▸ Given exercise: Copy each line that holds "учреждениеларга".

▸ Data for this task:
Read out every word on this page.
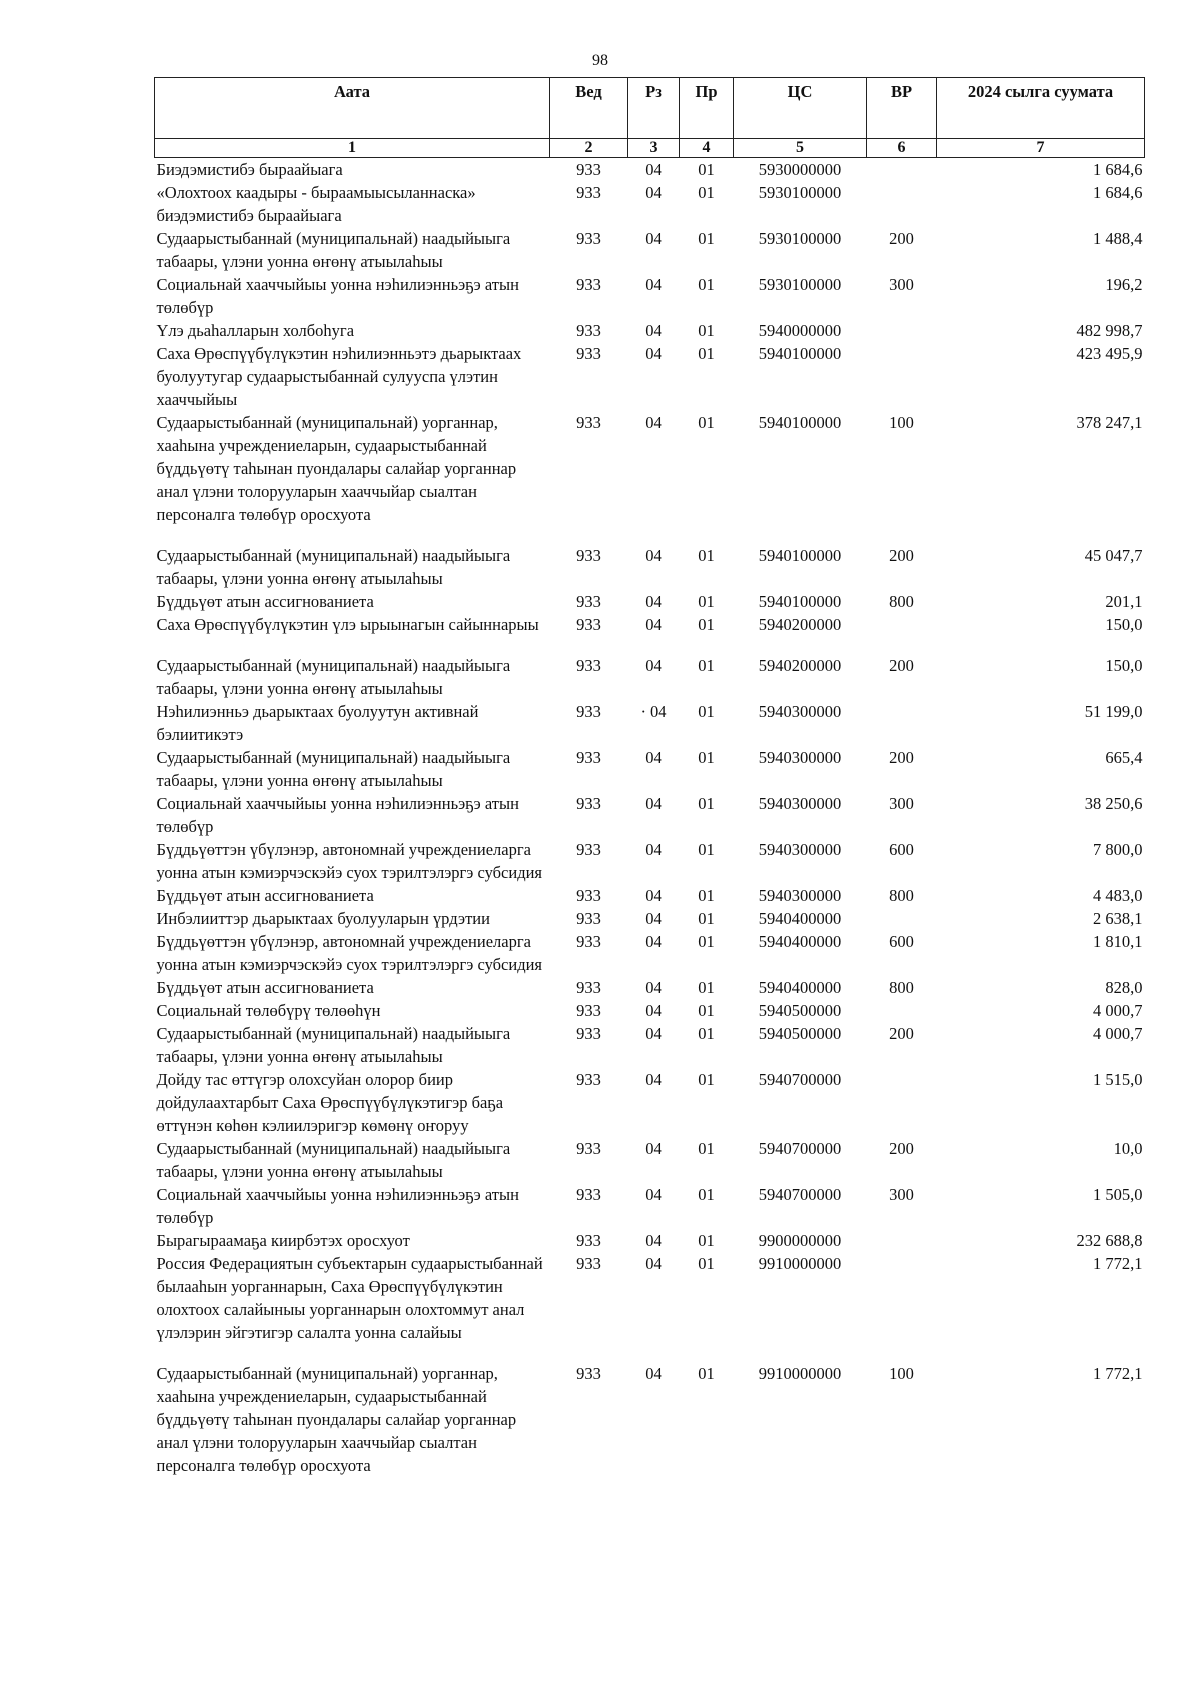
98
Аата	Вед	Рз	Пр	ЦС	ВР	2024 сылга суумата
1	2	3	4	5	6	7
Биэдэмистибэ быраайыага	933	04	01	5930000000		1 684,6
«Олохтоох каадыры - быраамыысыланнаска» биэдэмистибэ быраайыага	933	04	01	5930100000		1 684,6
Судаарыстыбаннай (муниципальнай) наадыйыыга табаары, үлэни уонна өҥөнү атыылаһыы	933	04	01	5930100000	200	1 488,4
Социальнай хааччыйыы уонна нэһилиэнньэҕэ атын төлөбүр	933	04	01	5930100000	300	196,2
Үлэ дьаһалларын холбоһуга	933	04	01	5940000000		482 998,7
Саха Өрөспүүбүлүкэтин нэһилиэнньэтэ дьарыктаах буолуутугар судаарыстыбаннай сулууспа үлэтин хааччыйыы	933	04	01	5940100000		423 495,9
Судаарыстыбаннай (муниципальнай) уорганнар, хааһына учреждениеларын, судаарыстыбаннай бүддьүөтү таһынан пуондалары салайар уорганнар анал үлэни толорууларын хааччыйар сыалтан персоналга төлөбүр оросхуота	933	04	01	5940100000	100	378 247,1
Судаарыстыбаннай (муниципальнай) наадыйыыга табаары, үлэни уонна өҥөнү атыылаһыы	933	04	01	5940100000	200	45 047,7
Бүддьүөт атын ассигнованиета	933	04	01	5940100000	800	201,1
Саха Өрөспүүбүлүкэтин үлэ ырыынагын сайыннарыы	933	04	01	5940200000		150,0
Судаарыстыбаннай (муниципальнай) наадыйыыга табаары, үлэни уонна өҥөнү атыылаһыы	933	04	01	5940200000	200	150,0
Нэһилиэнньэ дьарыктаах буолуутун активнай бэлиитикэтэ	933	· 04	01	5940300000		51 199,0
Судаарыстыбаннай (муниципальнай) наадыйыыга табаары, үлэни уонна өҥөнү атыылаһыы	933	04	01	5940300000	200	665,4
Социальнай хааччыйыы уонна нэһилиэнньэҕэ атын төлөбүр	933	04	01	5940300000	300	38 250,6
Бүддьүөттэн үбүлэнэр, автономнай учреждениеларга уонна атын кэмиэрчэскэйэ суох тэрилтэлэргэ субсидия	933	04	01	5940300000	600	7 800,0
Бүддьүөт атын ассигнованиета	933	04	01	5940300000	800	4 483,0
Инбэлииттэр дьарыктаах буолууларын үрдэтии	933	04	01	5940400000		2 638,1
Бүддьүөттэн үбүлэнэр, автономнай учреждениеларга уонна атын кэмиэрчэскэйэ суох тэрилтэлэргэ субсидия	933	04	01	5940400000	600	1 810,1
Бүддьүөт атын ассигнованиета	933	04	01	5940400000	800	828,0
Социальнай төлөбүрү төлөөһүн	933	04	01	5940500000		4 000,7
Судаарыстыбаннай (муниципальнай) наадыйыыга табаары, үлэни уонна өҥөнү атыылаһыы	933	04	01	5940500000	200	4 000,7
Дойду тас өттүгэр олохсуйан олорор биир дойдулаахтарбыт Саха Өрөспүүбүлүкэтигэр баҕа өттүнэн көһөн кэлиилэригэр көмөнү оҥоруу	933	04	01	5940700000		1 515,0
Судаарыстыбаннай (муниципальнай) наадыйыыга табаары, үлэни уонна өҥөнү атыылаһыы	933	04	01	5940700000	200	10,0
Социальнай хааччыйыы уонна нэһилиэнньэҕэ атын төлөбүр	933	04	01	5940700000	300	1 505,0
Бырагыраамаҕа киирбэтэх оросхуот	933	04	01	9900000000		232 688,8
Россия Федерациятын субъектарын судаарыстыбаннай былааһын уорганнарын, Саха Өрөспүүбүлүкэтин олохтоох салайыныы уорганнарын олохтоммут анал үлэлэрин эйгэтигэр салалта уонна салайыы	933	04	01	9910000000		1 772,1
Судаарыстыбаннай (муниципальнай) уорганнар, хааһына учреждениеларын, судаарыстыбаннай бүддьүөтү таһынан пуондалары салайар уорганнар анал үлэни толорууларын хааччыйар сыалтан персоналга төлөбүр оросхуота	933	04	01	9910000000	100	1 772,1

▸ Answer below:
Бүддьүөттэн үбүлэнэр, автономнай учреждениеларга уонна атын кэмиэрчэскэйэ суох тэрилтэлэргэ субсидия	933	04	01	5940300000	600	7 800,0
Бүддьүөттэн үбүлэнэр, автономнай учреждениеларга уонна атын кэмиэрчэскэйэ суох тэрилтэлэргэ субсидия	933	04	01	5940400000	600	1 810,1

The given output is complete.